* [EXERCISE DETAILS]:
The exercise asks you to copy every line below in which "degli" appears.
--- Begin ---
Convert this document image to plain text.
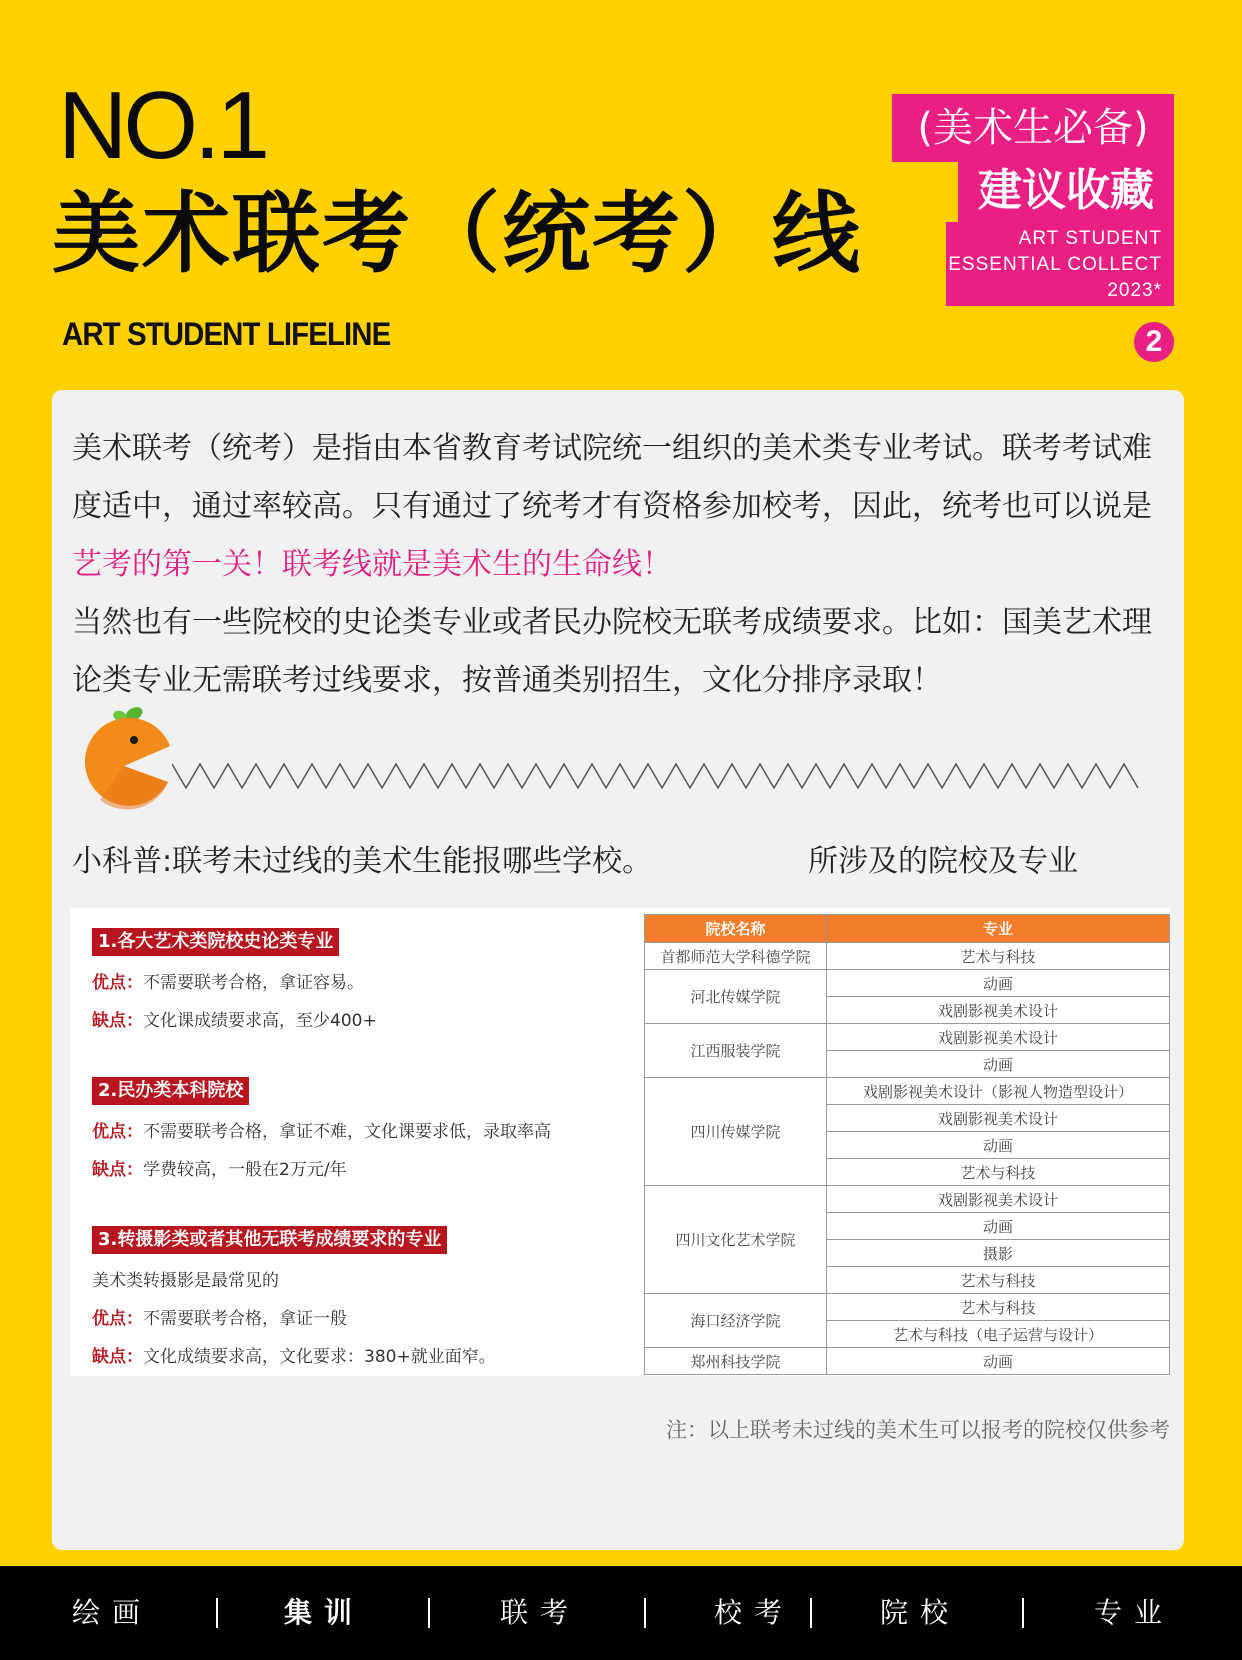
NO.1
美术联考（统考）线
ART STUDENT LIFELINE
(美术生必备)
建议收藏
ART STUDENT
ESSENTIAL COLLECT
2023*
2
美术联考（统考）是指由本省教育考试院统一组织的美术类专业考试。联考考试难度适中，通过率较高。只有通过了统考才有资格参加校考，因此，统考也可以说是艺考的第一关！联考线就是美术生的生命线！
当然也有一些院校的史论类专业或者民办院校无联考成绩要求。比如：国美艺术理论类专业无需联考过线要求，按普通类别招生，文化分排序录取！
小科普:联考未过线的美术生能报哪些学校。	所涉及的院校及专业
1.各大艺术类院校史论类专业
优点：不需要联考合格，拿证容易。
缺点：文化课成绩要求高，至少400+
2.民办类本科院校
优点：不需要联考合格，拿证不难，文化课要求低，录取率高
缺点：学费较高，一般在2万元/年
3.转摄影类或者其他无联考成绩要求的专业
美术类转摄影是最常见的
优点：不需要联考合格，拿证一般
缺点：文化成绩要求高，文化要求：380+就业面窄。
院校名称	专业
首都师范大学科德学院	艺术与科技
河北传媒学院	动画
	戏剧影视美术设计
江西服装学院	戏剧影视美术设计
	动画
四川传媒学院	戏剧影视美术设计（影视人物造型设计）
	戏剧影视美术设计
	动画
	艺术与科技
四川文化艺术学院	戏剧影视美术设计
	动画
	摄影
	艺术与科技
海口经济学院	艺术与科技
	艺术与科技（电子运营与设计）
郑州科技学院	动画
注：以上联考未过线的美术生可以报考的院校仅供参考
绘画	集训	联考	校考	院校	专业
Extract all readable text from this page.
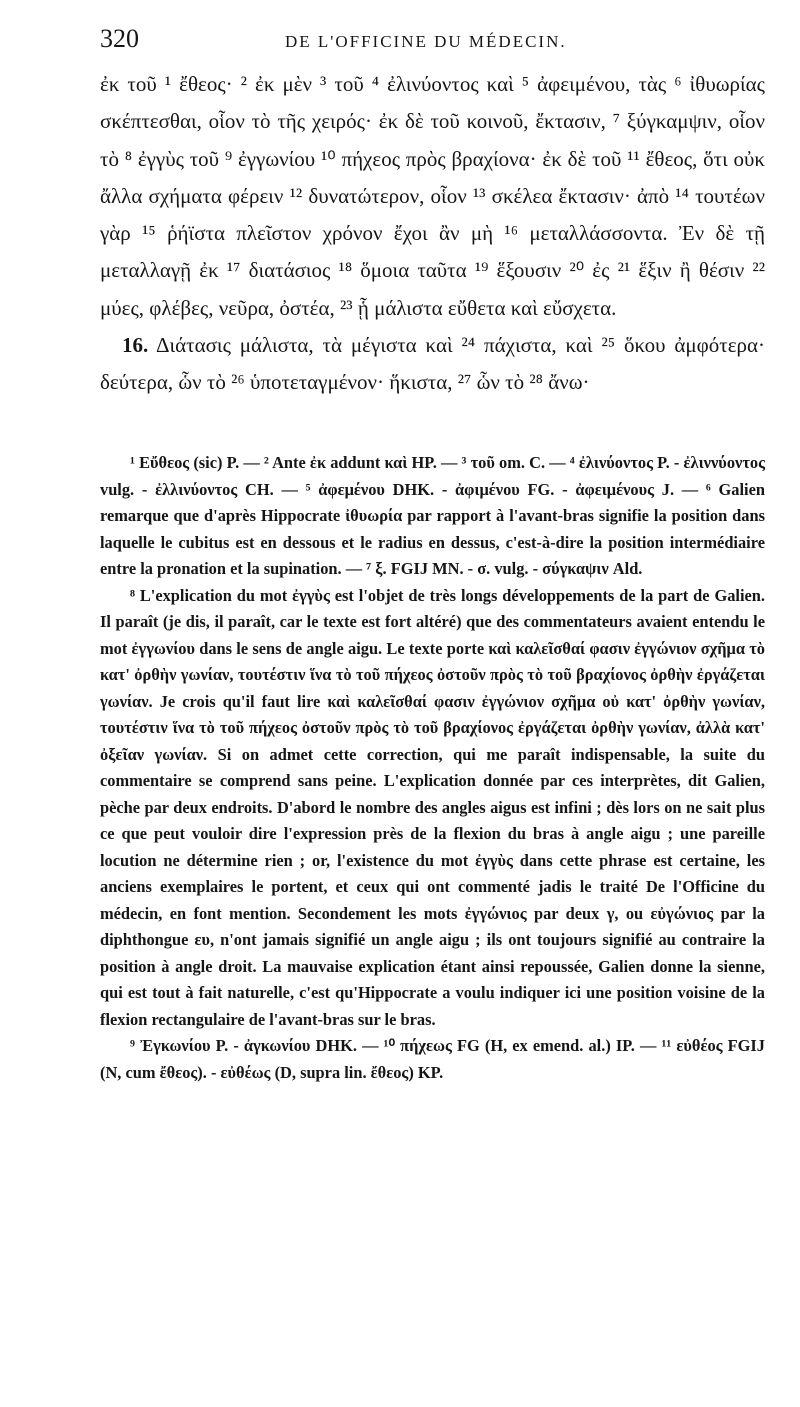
320	DE L'OFFICINE DU MÉDECIN.

ἐκ τοῦ ¹ ἔθεος· ² ἐκ μὲν ³ τοῦ ⁴ ἐλινύοντος καὶ ⁵ ἀφειμένου, τὰς ⁶ ἰθυωρίας σκέπτεσθαι, οἷον τὸ τῆς χειρός· ἐκ δὲ τοῦ κοινοῦ, ἔκτασιν, ⁷ ξύγκαμψιν, οἷον τὸ ⁸ ἐγγὺς τοῦ ⁹ ἐγγωνίου ¹⁰ πήχεος πρὸς βραχίονα· ἐκ δὲ τοῦ ¹¹ ἔθεος, ὅτι οὐκ ἄλλα σχήματα φέρειν ¹² δυνατώτερον, οἷον ¹³ σκέλεα ἔκτασιν· ἀπὸ ¹⁴ τουτέων γὰρ ¹⁵ ῥήϊστα πλεῖστον χρόνον ἔχοι ἂν μὴ ¹⁶ μεταλλάσσοντα. Ἐν δὲ τῇ μεταλλαγῇ ἐκ ¹⁷ διατάσιος ¹⁸ ὅμοια ταῦτα ¹⁹ ἕξουσιν ²⁰ ἐς ²¹ ἕξιν ἢ θέσιν ²² μύες, φλέβες, νεῦρα, ὀστέα, ²³ ᾗ μάλιστα εὔθετα καὶ εὔσχετα.

16. Διάτασις μάλιστα, τὰ μέγιστα καὶ ²⁴ πάχιστα, καὶ ²⁵ ὅκου ἀμφότερα· δεύτερα, ὧν τὸ ²⁶ ὑποτεταγμένον· ἥκιστα, ²⁷ ὧν τὸ ²⁸ ἄνω·

¹ Εὔθεος (sic) P. — ² Ante ἐκ addunt καὶ HP. — ³ τοῦ om. C. — ⁴ ἐλινύοντος P. - ἐλιννύοντος vulg. - ἐλλινύοντος CH. — ⁵ ἀφεμένου DHK. - ἀφιμένου FG. - ἀφειμένους J. — ⁶ Galien remarque que d'après Hippocrate ἰθυωρία par rapport à l'avant-bras signifie la position dans laquelle le cubitus est en dessous et le radius en dessus, c'est-à-dire la position intermédiaire entre la pronation et la supination. — ⁷ ξ. FGIJ MN. - σ. vulg. - σύγκαψιν Ald.

⁸ L'explication du mot ἐγγὺς est l'objet de très longs développements de la part de Galien. Il paraît (je dis, il paraît, car le texte est fort altéré) que des commentateurs avaient entendu le mot ἐγγωνίου dans le sens de angle aigu. Le texte porte καὶ καλεῖσθαί φασιν ἐγγώνιον σχῆμα τὸ κατ' ὀρθὴν γωνίαν, τουτέστιν ἵνα τὸ τοῦ πήχεος ὀστοῦν πρὸς τὸ τοῦ βραχίονος ὀρθὴν ἐργάζεται γωνίαν. Je crois qu'il faut lire καὶ καλεῖσθαί φασιν ἐγγώνιον σχῆμα οὐ κατ' ὀρθὴν γωνίαν, τουτέστιν ἵνα τὸ τοῦ πήχεος ὀστοῦν πρὸς τὸ τοῦ βραχίονος ἐργάζεται ὀρθὴν γωνίαν, ἀλλὰ κατ' ὀξεῖαν γωνίαν. Si on admet cette correction, qui me paraît indispensable, la suite du commentaire se comprend sans peine. L'explication donnée par ces interprètes, dit Galien, pèche par deux endroits. D'abord le nombre des angles aigus est infini ; dès lors on ne sait plus ce que peut vouloir dire l'expression près de la flexion du bras à angle aigu ; une pareille locution ne détermine rien ; or, l'existence du mot ἐγγὺς dans cette phrase est certaine, les anciens exemplaires le portent, et ceux qui ont commenté jadis le traité De l'Officine du médecin, en font mention. Secondement les mots ἐγγώνιος par deux γ, ou εὐγώνιος par la diphthongue ευ, n'ont jamais signifié un angle aigu ; ils ont toujours signifié au contraire la position à angle droit. La mauvaise explication étant ainsi repoussée, Galien donne la sienne, qui est tout à fait naturelle, c'est qu'Hippocrate a voulu indiquer ici une position voisine de la flexion rectangulaire de l'avant-bras sur le bras.

⁹ Ἐγκωνίου P. - ἀγκωνίου DHK. — ¹⁰ πήχεως FG (H, ex emend. al.) IP. — ¹¹ εὐθέος FGIJ (N, cum ἔθεος). - εὐθέως (D, supra lin. ἔθεος) KP.
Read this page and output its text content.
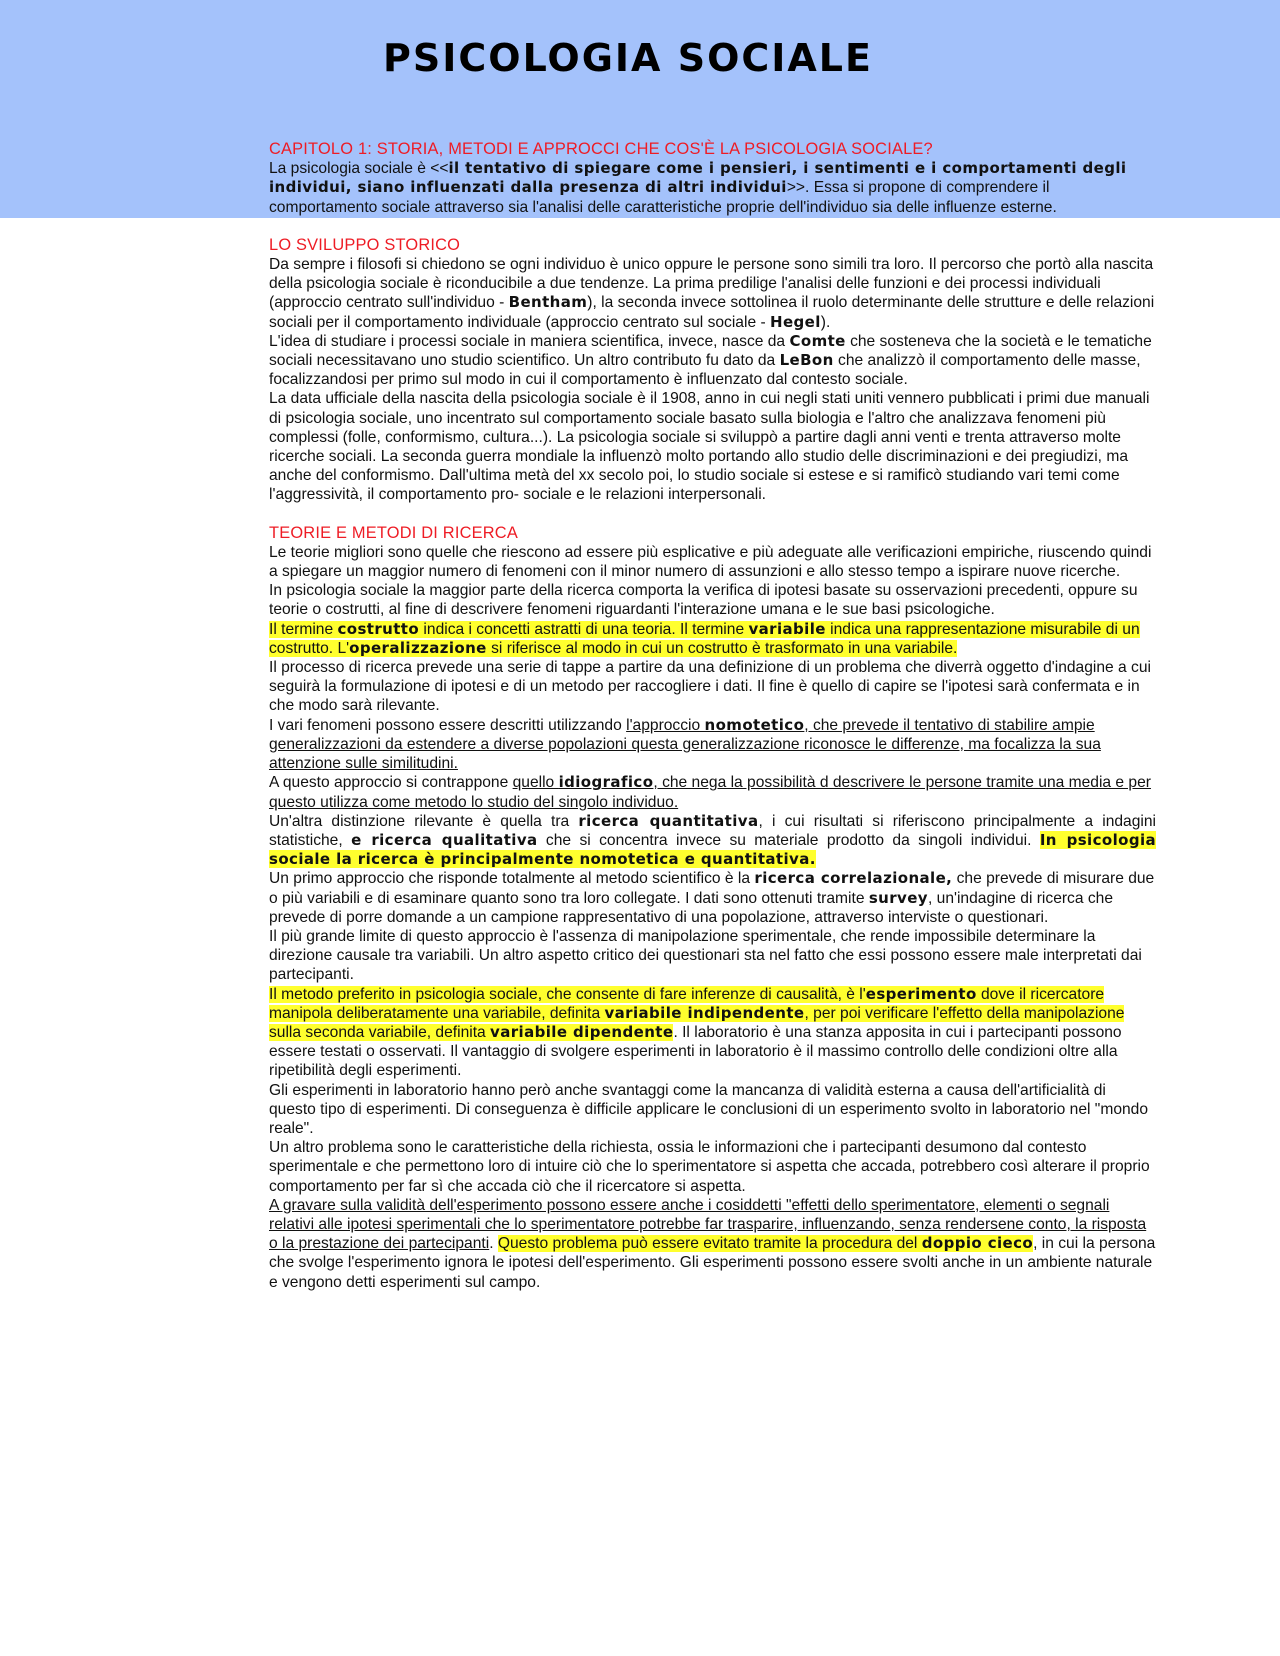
PSICOLOGIA SOCIALE
CAPITOLO 1: STORIA, METODI E APPROCCI CHE COS'È LA PSICOLOGIA SOCIALE?

La psicologia sociale è <<il tentativo di spiegare come i pensieri, i sentimenti e i comportamenti degli individui, siano influenzati dalla presenza di altri individui>>. Essa si propone di comprendere il comportamento sociale attraverso sia l'analisi delle caratteristiche proprie dell'individuo sia delle influenze esterne.

LO SVILUPPO STORICO

Da sempre i filosofi si chiedono se ogni individuo è unico oppure le persone sono simili tra loro. Il percorso che portò alla nascita della psicologia sociale è riconducibile a due tendenze. La prima predilige l'analisi delle funzioni e dei processi individuali (approccio centrato sull'individuo - Bentham), la seconda invece sottolinea il ruolo determinante delle strutture e delle relazioni sociali per il comportamento individuale (approccio centrato sul sociale - Hegel).

L'idea di studiare i processi sociale in maniera scientifica, invece, nasce da Comte che sosteneva che la società e le tematiche sociali necessitavano uno studio scientifico. Un altro contributo fu dato da LeBon che analizzò il comportamento delle masse, focalizzandosi per primo sul modo in cui il comportamento è influenzato dal contesto sociale.

La data ufficiale della nascita della psicologia sociale è il 1908, anno in cui negli stati uniti vennero pubblicati i primi due manuali di psicologia sociale, uno incentrato sul comportamento sociale basato sulla biologia e l'altro che analizzava fenomeni più complessi (folle, conformismo, cultura...). La psicologia sociale si sviluppò a partire dagli anni venti e trenta attraverso molte ricerche sociali. La seconda guerra mondiale la influenzò molto portando allo studio delle discriminazioni e dei pregiudizi, ma anche del conformismo. Dall'ultima metà del xx secolo poi, lo studio sociale si estese e si ramificò studiando vari temi come l'aggressività, il comportamento pro- sociale e le relazioni interpersonali.

TEORIE E METODI DI RICERCA

Le teorie migliori sono quelle che riescono ad essere più esplicative e più adeguate alle verificazioni empiriche, riuscendo quindi a spiegare un maggior numero di fenomeni con il minor numero di assunzioni e allo stesso tempo a ispirare nuove ricerche.

In psicologia sociale la maggior parte della ricerca comporta la verifica di ipotesi basate su osservazioni precedenti, oppure su teorie o costrutti, al fine di descrivere fenomeni riguardanti l'interazione umana e le sue basi psicologiche.

Il termine costrutto indica i concetti astratti di una teoria. Il termine variabile indica una rappresentazione misurabile di un costrutto. L'operalizzazione si riferisce al modo in cui un costrutto è trasformato in una variabile.

Il processo di ricerca prevede una serie di tappe a partire da una definizione di un problema che diverrà oggetto d'indagine a cui seguirà la formulazione di ipotesi e di un metodo per raccogliere i dati. Il fine è quello di capire se l'ipotesi sarà confermata e in che modo sarà rilevante.

I vari fenomeni possono essere descritti utilizzando l'approccio nomotetico, che prevede il tentativo di stabilire ampie generalizzazioni da estendere a diverse popolazioni questa generalizzazione riconosce le differenze, ma focalizza la sua attenzione sulle similitudini.

A questo approccio si contrappone quello idiografico, che nega la possibilità d descrivere le persone tramite una media e per questo utilizza come metodo lo studio del singolo individuo.

Un'altra distinzione rilevante è quella tra ricerca quantitativa, i cui risultati si riferiscono principalmente a indagini statistiche, e ricerca qualitativa che si concentra invece su materiale prodotto da singoli individui. In psicologia sociale la ricerca è principalmente nomotetica e quantitativa.

Un primo approccio che risponde totalmente al metodo scientifico è la ricerca correlazionale, che prevede di misurare due o più variabili e di esaminare quanto sono tra loro collegate. I dati sono ottenuti tramite survey, un'indagine di ricerca che prevede di porre domande a un campione rappresentativo di una popolazione, attraverso interviste o questionari.

Il più grande limite di questo approccio è l'assenza di manipolazione sperimentale, che rende impossibile determinare la direzione causale tra variabili. Un altro aspetto critico dei questionari sta nel fatto che essi possono essere male interpretati dai partecipanti.

Il metodo preferito in psicologia sociale, che consente di fare inferenze di causalità, è l'esperimento dove il ricercatore manipola deliberatamente una variabile, definita variabile indipendente, per poi verificare l'effetto della manipolazione sulla seconda variabile, definita variabile dipendente. Il laboratorio è una stanza apposita in cui i partecipanti possono essere testati o osservati. Il vantaggio di svolgere esperimenti in laboratorio è il massimo controllo delle condizioni oltre alla ripetibilità degli esperimenti.

Gli esperimenti in laboratorio hanno però anche svantaggi come la mancanza di validità esterna a causa dell'artificialità di questo tipo di esperimenti. Di conseguenza è difficile applicare le conclusioni di un esperimento svolto in laboratorio nel "mondo reale".

Un altro problema sono le caratteristiche della richiesta, ossia le informazioni che i partecipanti desumono dal contesto sperimentale e che permettono loro di intuire ciò che lo sperimentatore si aspetta che accada, potrebbero così alterare il proprio comportamento per far sì che accada ciò che il ricercatore si aspetta.

A gravare sulla validità dell'esperimento possono essere anche i cosiddetti "effetti dello sperimentatore, elementi o segnali relativi alle ipotesi sperimentali che lo sperimentatore potrebbe far trasparire, influenzando, senza rendersene conto, la risposta o la prestazione dei partecipanti. Questo problema può essere evitato tramite la procedura del doppio cieco, in cui la persona che svolge l'esperimento ignora le ipotesi dell'esperimento. Gli esperimenti possono essere svolti anche in un ambiente naturale e vengono detti esperimenti sul campo.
--- End ---
* [REPLY]:
La psicologia sociale è <<il tentativo di spiegare come i pensieri, i sentimenti e i comportamenti degli individui, siano influenzati dalla presenza di altri individui>>. Essa si propone di comprendere il comportamento sociale attraverso sia l'analisi delle caratteristiche proprie dell'individuo sia delle influenze esterne.
Il metodo preferito in psicologia sociale, che consente di fare inferenze di causalità, è l'esperimento dove il ricercatore manipola deliberatamente una variabile, definita variabile indipendente, per poi verificare l'effetto della manipolazione sulla seconda variabile, definita variabile dipendente. Il laboratorio è una stanza apposita in cui i partecipanti possono essere testati o osservati. Il vantaggio di svolgere esperimenti in laboratorio è il massimo controllo delle condizioni oltre alla ripetibilità degli esperimenti.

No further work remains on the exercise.